Task instructions:
Tally the lines below that contain "this". The number is the whole answer.

Excerpted data:

## Begin

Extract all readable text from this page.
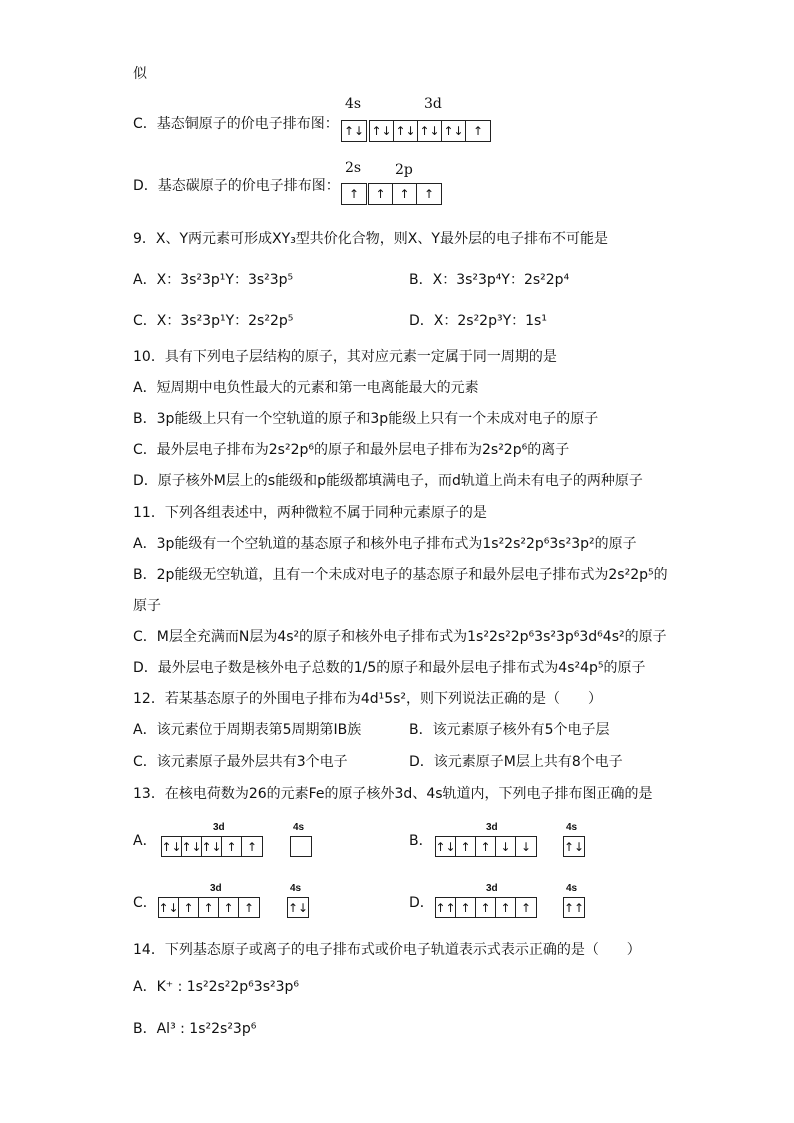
似
C．基态铜原子的价电子排布图：
4s	3d
↑↓ ↑↓ ↑↓ ↑↓ ↑↓ ↑
D．基态碳原子的价电子排布图：
2s 2p
↑	↑	↑	↑
9．X、Y两元素可形成XY₃型共价化合物，则X、Y最外层的电子排布不可能是
A．X：3s²3p¹Y：3s²3p⁵	B．X：3s²3p⁴Y：2s²2p⁴
C．X：3s²3p¹Y：2s²2p⁵	D．X：2s²2p³Y：1s¹
10．具有下列电子层结构的原子，其对应元素一定属于同一周期的是
A．短周期中电负性最大的元素和第一电离能最大的元素
B．3p能级上只有一个空轨道的原子和3p能级上只有一个未成对电子的原子
C．最外层电子排布为2s²2p⁶的原子和最外层电子排布为2s²2p⁶的离子
D．原子核外M层上的s能级和p能级都填满电子，而d轨道上尚未有电子的两种原子
11．下列各组表述中，两种微粒不属于同种元素原子的是
A．3p能级有一个空轨道的基态原子和核外电子排布式为1s²2s²2p⁶3s²3p²的原子
B．2p能级无空轨道，且有一个未成对电子的基态原子和最外层电子排布式为2s²2p⁵的
原子
C．M层全充满而N层为4s²的原子和核外电子排布式为1s²2s²2p⁶3s²3p⁶3d⁶4s²的原子
D．最外层电子数是核外电子总数的1/5的原子和最外层电子排布式为4s²4p⁵的原子
12．若某基态原子的外围电子排布为4d¹5s²，则下列说法正确的是（　　）
A．该元素位于周期表第5周期第IB族	B．该元素原子核外有5个电子层
C．该元素原子最外层共有3个电子	D．该元素原子M层上共有8个电子
13．在核电荷数为26的元素Fe的原子核外3d、4s轨道内，下列电子排布图正确的是
A．
3d	4s
↑↓ ↑↓ ↑↓ ↑ ↑	B．
3d	4s
↑↓ ↑ ↑ ↓ ↓	↑↓
C．
3d	4s
↑↓ ↑ ↑ ↑ ↑	↑↓	D．
3d	4s
↑↑ ↑ ↑ ↑ ↑	↑↑
14．下列基态原子或离子的电子排布式或价电子轨道表示式表示正确的是（　　）
A．K⁺ : 1s²2s²2p⁶3s²3p⁶
B．Al³ : 1s²2s²3p⁶
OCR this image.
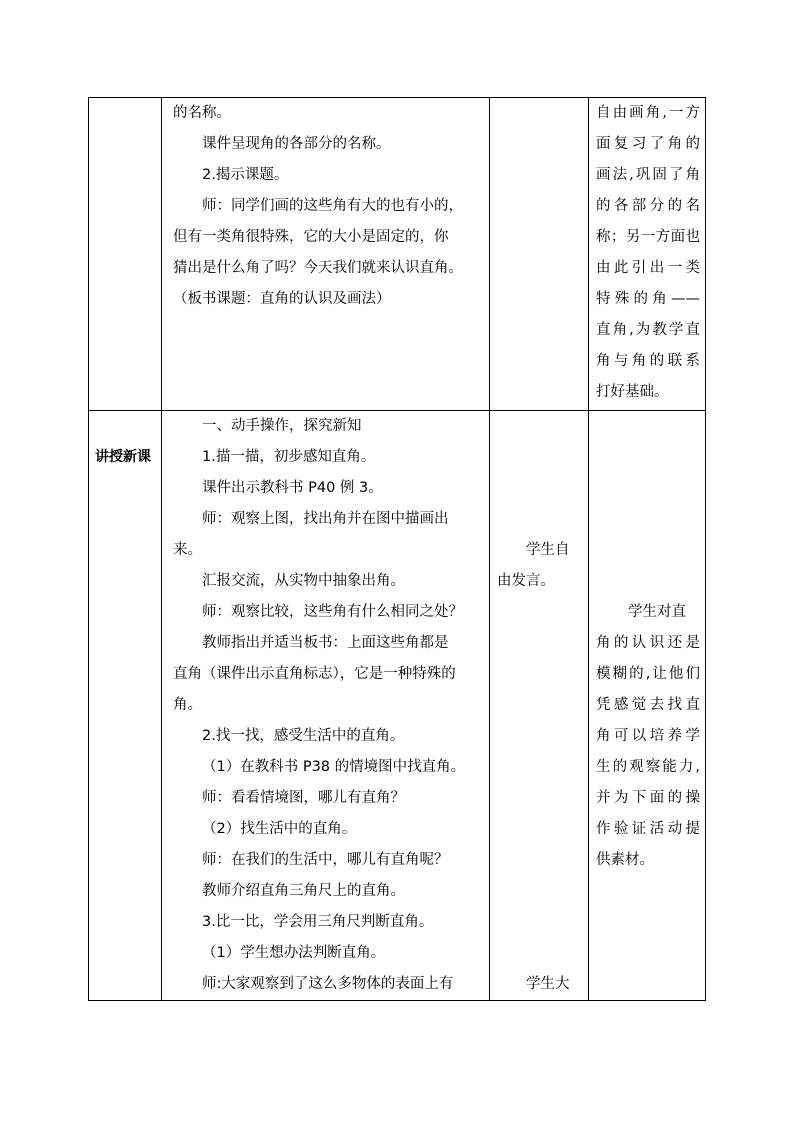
的名称。
课件呈现角的各部分的名称。
2.揭示课题。
师：同学们画的这些角有大的也有小的，
但有一类角很特殊，它的大小是固定的，你
猜出是什么角了吗？今天我们就来认识直角。
（板书课题：直角的认识及画法）
自由画角,一方
面复习了角的
画法,巩固了角
的各部分的名
称；另一方面也
由此引出一类
特殊的角——
直角,为教学直
角与角的联系
打好基础。
讲授新课
一、动手操作，探究新知
1.描一描，初步感知直角。
课件出示教科书 P40 例 3。
师：观察上图，找出角并在图中描画出
来。
汇报交流，从实物中抽象出角。
师：观察比较，这些角有什么相同之处？
教师指出并适当板书：上面这些角都是
直角（课件出示直角标志），它是一种特殊的
角。
2.找一找，感受生活中的直角。
（1）在教科书 P38 的情境图中找直角。
师：看看情境图，哪儿有直角？
（2）找生活中的直角。
师：在我们的生活中，哪儿有直角呢？
教师介绍直角三角尺上的直角。
3.比一比，学会用三角尺判断直角。
（1）学生想办法判断直角。
师:大家观察到了这么多物体的表面上有
学生自
由发言。
学生大
学生对直
角的认识还是
模糊的,让他们
凭感觉去找直
角可以培养学
生的观察能力,
并为下面的操
作验证活动提
供素材。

## End

Final result:
2